• _Given request_:
What is the number of lines in the data that hold the string "勿忘国耻"? Reply with that number only.

(Extracted data entries)
»»

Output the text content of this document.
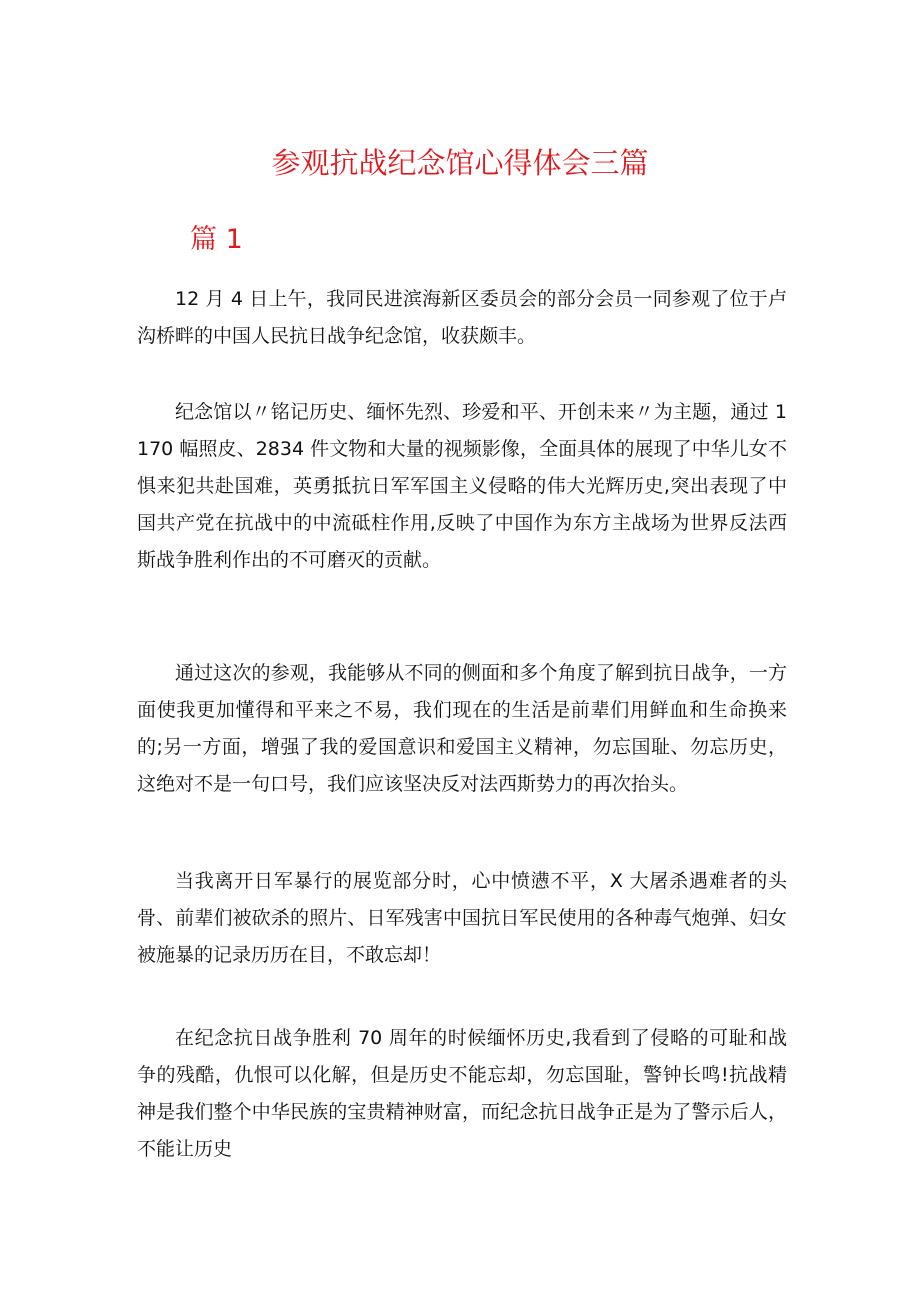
参观抗战纪念馆心得体会三篇
篇 1

12 月 4 日上午，我同民进滨海新区委员会的部分会员一同参观了位于卢沟桥畔的中国人民抗日战争纪念馆，收获颇丰。

纪念馆以〃铭记历史、缅怀先烈、珍爱和平、开创未来〃为主题，通过 1170 幅照皮、2834 件文物和大量的视频影像，全面具体的展现了中华儿女不惧来犯共赴国难，英勇抵抗日军军国主义侵略的伟大光辉历史,突出表现了中国共产党在抗战中的中流砥柱作用,反映了中国作为东方主战场为世界反法西斯战争胜利作出的不可磨灭的贡献。

通过这次的参观，我能够从不同的侧面和多个角度了解到抗日战争，一方面使我更加懂得和平来之不易，我们现在的生活是前辈们用鲜血和生命换来的;另一方面，增强了我的爱国意识和爱国主义精神，勿忘国耻、勿忘历史，这绝对不是一句口号，我们应该坚决反对法西斯势力的再次抬头。

当我离开日军暴行的展览部分时，心中愤懑不平，X 大屠杀遇难者的头骨、前辈们被砍杀的照片、日军残害中国抗日军民使用的各种毒气炮弹、妇女被施暴的记录历历在目，不敢忘却！

在纪念抗日战争胜利 70 周年的时候缅怀历史,我看到了侵略的可耻和战争的残酷，仇恨可以化解，但是历史不能忘却，勿忘国耻，警钟长鸣!抗战精神是我们整个中华民族的宝贵精神财富，而纪念抗日战争正是为了警示后人，不能让历史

««

• _Solution_:
2